- _GOAL_: Every line of the listing must be reproduced as it stands. Leave the images behind.
--- begin RECORDS FOR THE TASK ---
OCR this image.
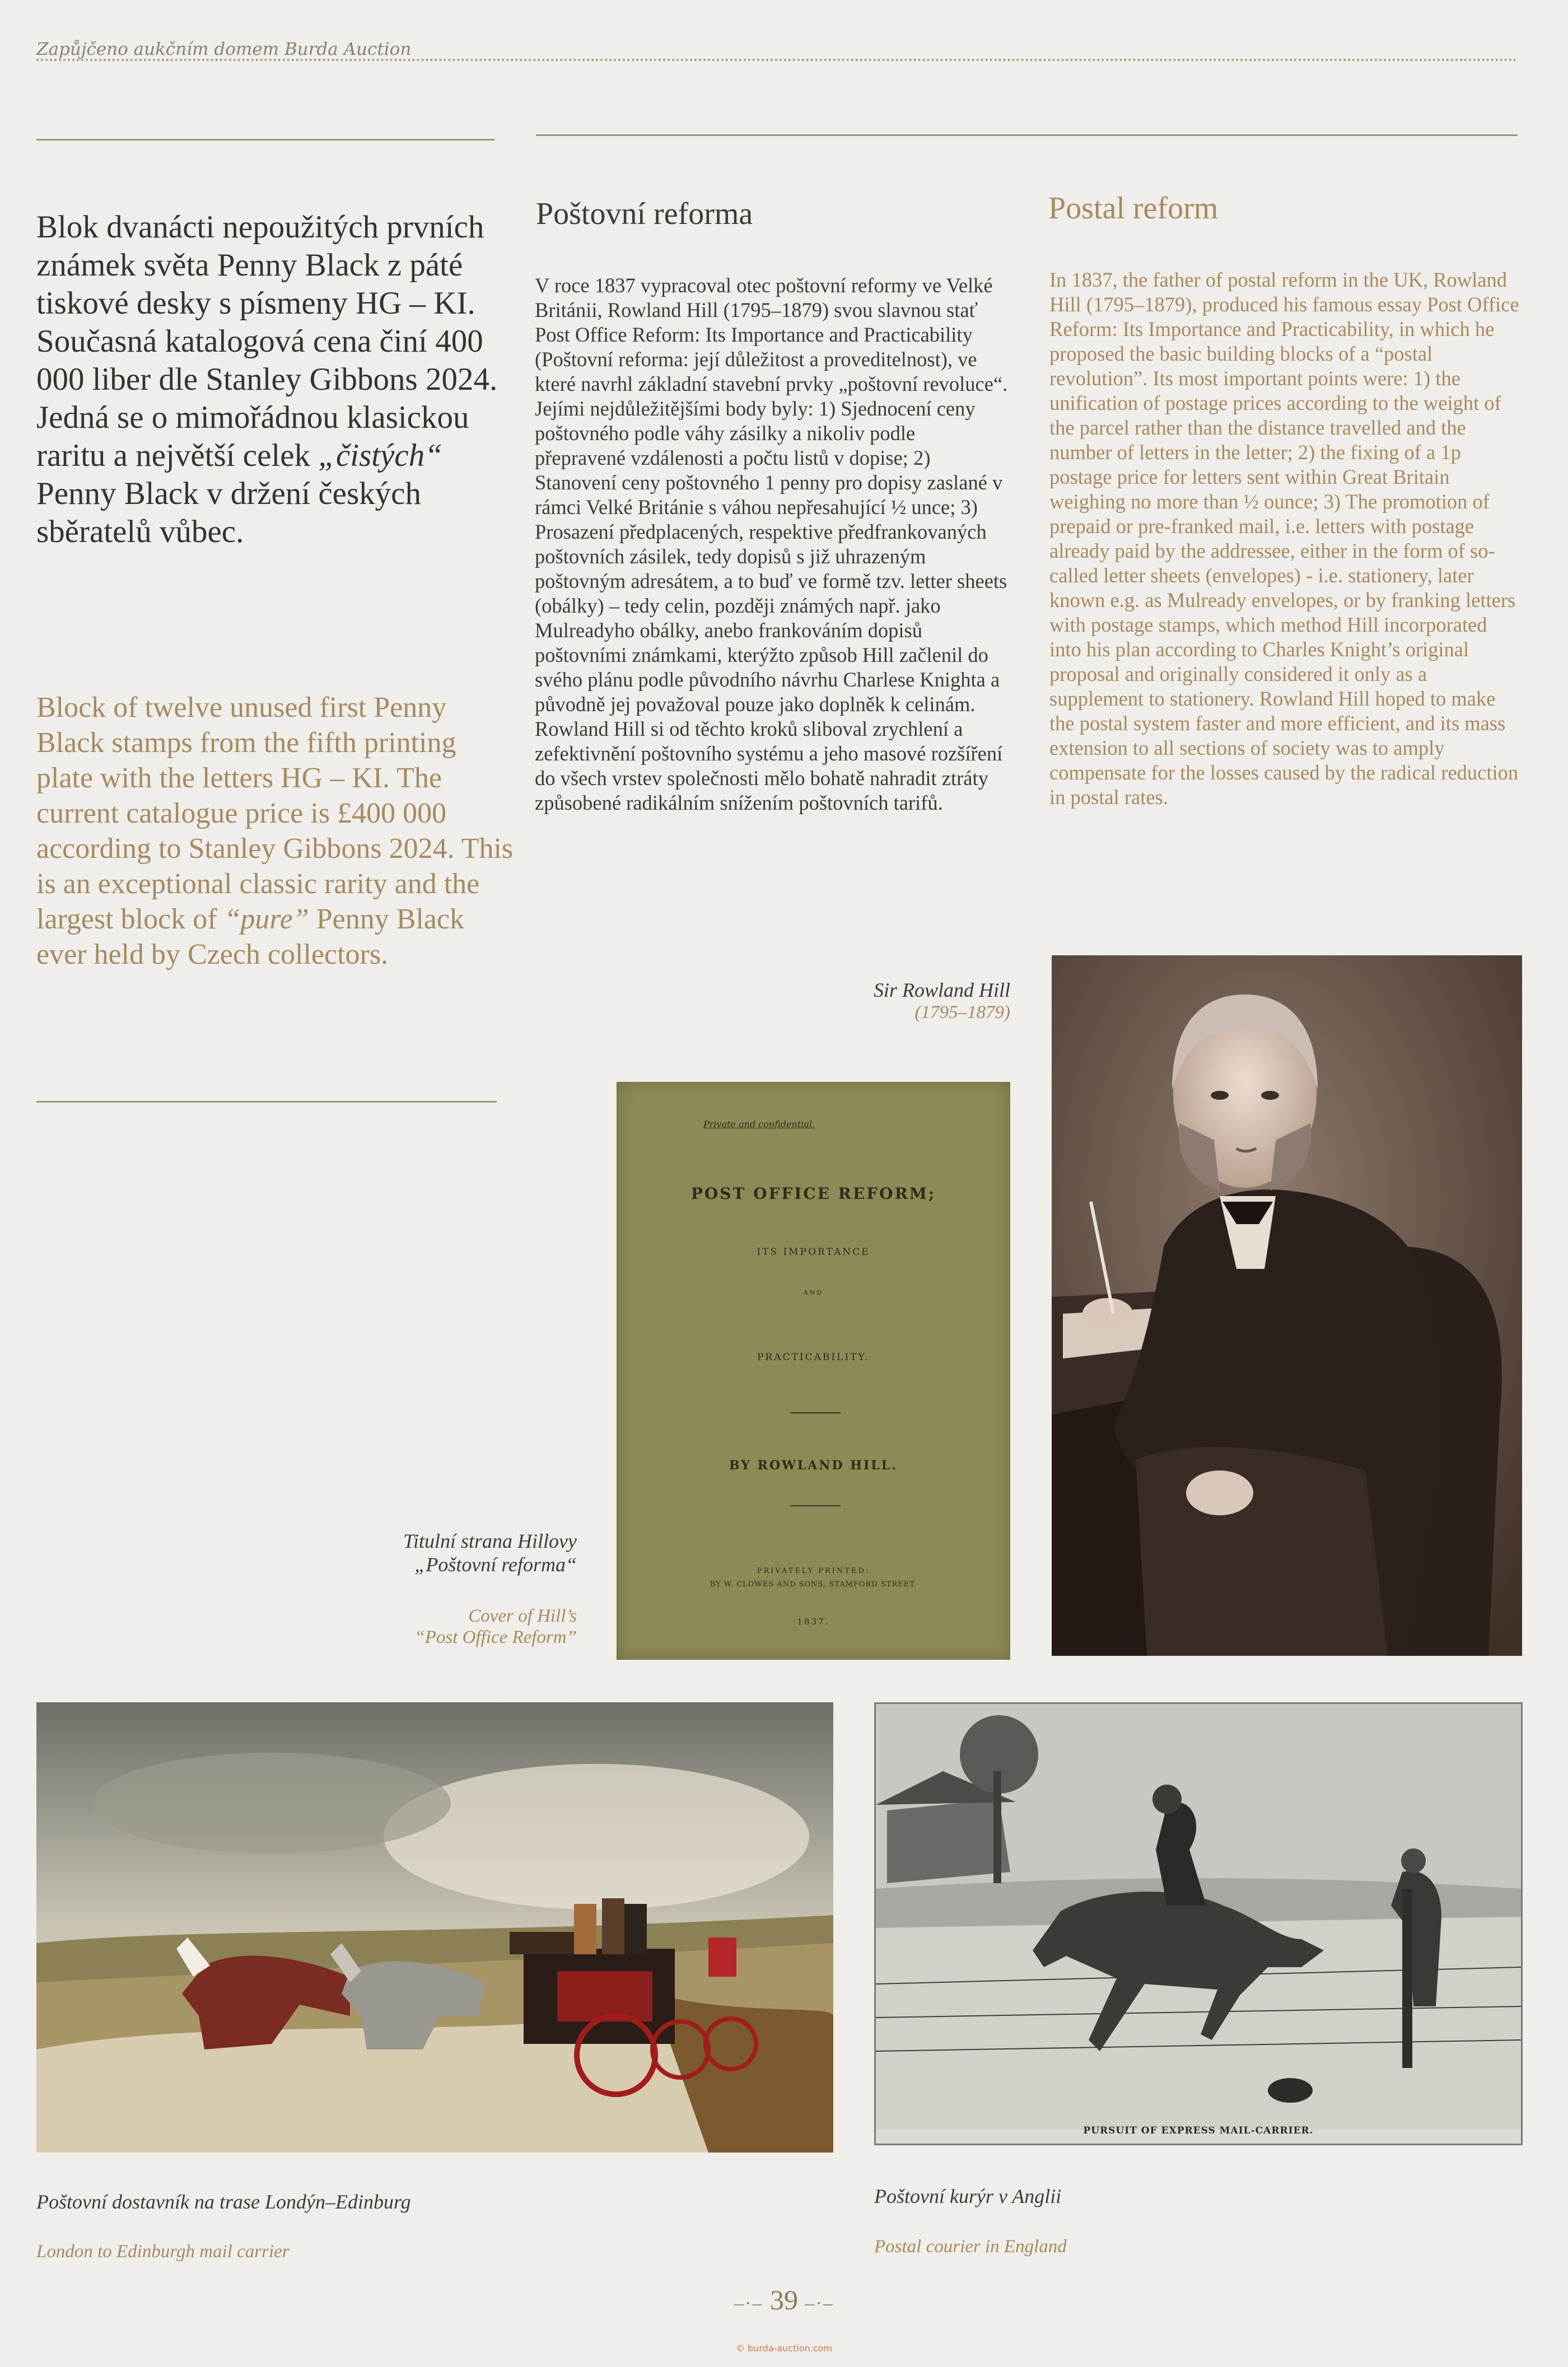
Zapůjčeno aukčním domem Burda Auction
Blok dvanácti nepoužitých prvních známek světa Penny Black z páté tiskové desky s písmeny HG – KI. Současná katalogová cena činí 400 000 liber dle Stanley Gibbons 2024. Jedná se o mimořádnou klasickou raritu a největší celek „čistých“ Penny Black v držení českých sběratelů vůbec.
Block of twelve unused first Penny Black stamps from the fifth printing plate with the letters HG – KI. The current catalogue price is £400 000 according to Stanley Gibbons 2024. This is an exceptional classic rarity and the largest block of “pure” Penny Black ever held by Czech collectors.
Poštovní reforma
V roce 1837 vypracoval otec poštovní reformy ve Velké Británii, Rowland Hill (1795–1879) svou slavnou stať Post Office Reform: Its Importance and Practicability (Poštovní reforma: její důležitost a proveditelnost), ve které navrhl základní stavební prvky „poštovní revoluce“. Jejími nejdůležitějšími body byly: 1) Sjednocení ceny poštovného podle váhy zásilky a nikoliv podle přepravené vzdálenosti a počtu listů v dopise; 2) Stanovení ceny poštovného 1 penny pro dopisy zaslané v rámci Velké Británie s váhou nepřesahující ½ unce; 3) Prosazení předplacených, respektive předfrankovaných poštovních zásilek, tedy dopisů s již uhrazeným poštovným adresátem, a to buď ve formě tzv. letter sheets (obálky) – tedy celin, později známých např. jako Mulreadyho obálky, anebo frankováním dopisů poštovními známkami, kterýžto způsob Hill začlenil do svého plánu podle původního návrhu Charlese Knighta a původně jej považoval pouze jako doplněk k celinám. Rowland Hill si od těchto kroků sliboval zrychlení a zefektivnění poštovního systému a jeho masové rozšíření do všech vrstev společnosti mělo bohatě nahradit ztráty způsobené radikálním snížením poštovních tarifů.
Postal reform
In 1837, the father of postal reform in the UK, Rowland Hill (1795–1879), produced his famous essay Post Office Reform: Its Importance and Practicability, in which he proposed the basic building blocks of a “postal revolution”. Its most important points were: 1) the unification of postage prices according to the weight of the parcel rather than the distance travelled and the number of letters in the letter; 2) the fixing of a 1p postage price for letters sent within Great Britain weighing no more than ½ ounce; 3) The promotion of prepaid or pre-franked mail, i.e. letters with postage already paid by the addressee, either in the form of so-called letter sheets (envelopes) - i.e. stationery, later known e.g. as Mulready envelopes, or by franking letters with postage stamps, which method Hill incorporated into his plan according to Charles Knight’s original proposal and originally considered it only as a supplement to stationery. Rowland Hill hoped to make the postal system faster and more efficient, and its mass extension to all sections of society was to amply compensate for the losses caused by the radical reduction in postal rates.
Sir Rowland Hill
(1795–1879)
Titulní strana Hillovy
„Poštovní reforma“
Cover of Hill’s
“Post Office Reform”
Private and confidential.
POST OFFICE REFORM;
ITS IMPORTANCE
AND
PRACTICABILITY.
BY ROWLAND HILL.
PRIVATELY PRINTED:
BY W. CLOWES AND SONS, STAMFORD STREET.
1837.
PURSUIT OF EXPRESS MAIL-CARRIER.
Poštovní dostavník na trase Londýn–Edinburg
London to Edinburgh mail carrier
Poštovní kurýr v Anglii
Postal courier in England
–·– 39 –·–
© burda-auction.com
--- end RECORDS FOR THE TASK ---
- _WORKED SOLUTION_:
OCR this image.
Zapůjčeno aukčním domem Burda Auction
Blok dvanácti nepoužitých prvních známek světa Penny Black z páté tiskové desky s písmeny HG – KI. Současná katalogová cena činí 400 000 liber dle Stanley Gibbons 2024. Jedná se o mimořádnou klasickou raritu a největší celek „čistých“ Penny Black v držení českých sběratelů vůbec.
Block of twelve unused first Penny Black stamps from the fifth printing plate with the letters HG – KI. The current catalogue price is £400 000 according to Stanley Gibbons 2024. This is an exceptional classic rarity and the largest block of “pure” Penny Black ever held by Czech collectors.
Poštovní reforma
V roce 1837 vypracoval otec poštovní reformy ve Velké Británii, Rowland Hill (1795–1879) svou slavnou stať Post Office Reform: Its Importance and Practicability (Poštovní reforma: její důležitost a proveditelnost), ve které navrhl základní stavební prvky „poštovní revoluce“. Jejími nejdůležitějšími body byly: 1) Sjednocení ceny poštovného podle váhy zásilky a nikoliv podle přepravené vzdálenosti a počtu listů v dopise; 2) Stanovení ceny poštovného 1 penny pro dopisy zaslané v rámci Velké Británie s váhou nepřesahující ½ unce; 3) Prosazení předplacených, respektive předfrankovaných poštovních zásilek, tedy dopisů s již uhrazeným poštovným adresátem, a to buď ve formě tzv. letter sheets (obálky) – tedy celin, později známých např. jako Mulreadyho obálky, anebo frankováním dopisů poštovními známkami, kterýžto způsob Hill začlenil do svého plánu podle původního návrhu Charlese Knighta a původně jej považoval pouze jako doplněk k celinám. Rowland Hill si od těchto kroků sliboval zrychlení a zefektivnění poštovního systému a jeho masové rozšíření do všech vrstev společnosti mělo bohatě nahradit ztráty způsobené radikálním snížením poštovních tarifů.
Postal reform
In 1837, the father of postal reform in the UK, Rowland Hill (1795–1879), produced his famous essay Post Office Reform: Its Importance and Practicability, in which he proposed the basic building blocks of a “postal revolution”. Its most important points were: 1) the unification of postage prices according to the weight of the parcel rather than the distance travelled and the number of letters in the letter; 2) the fixing of a 1p postage price for letters sent within Great Britain weighing no more than ½ ounce; 3) The promotion of prepaid or pre-franked mail, i.e. letters with postage already paid by the addressee, either in the form of so-called letter sheets (envelopes) - i.e. stationery, later known e.g. as Mulready envelopes, or by franking letters with postage stamps, which method Hill incorporated into his plan according to Charles Knight’s original proposal and originally considered it only as a supplement to stationery. Rowland Hill hoped to make the postal system faster and more efficient, and its mass extension to all sections of society was to amply compensate for the losses caused by the radical reduction in postal rates.
Sir Rowland Hill
(1795–1879)
Titulní strana Hillovy
„Poštovní reforma“
Cover of Hill’s
“Post Office Reform”
Private and confidential.
POST OFFICE REFORM;
ITS IMPORTANCE
AND
PRACTICABILITY.
BY ROWLAND HILL.
PRIVATELY PRINTED:
BY W. CLOWES AND SONS, STAMFORD STREET.
1837.
PURSUIT OF EXPRESS MAIL-CARRIER.
Poštovní dostavník na trase Londýn–Edinburg
London to Edinburgh mail carrier
Poštovní kurýr v Anglii
Postal courier in England
–·– 39 –·–
© burda-auction.com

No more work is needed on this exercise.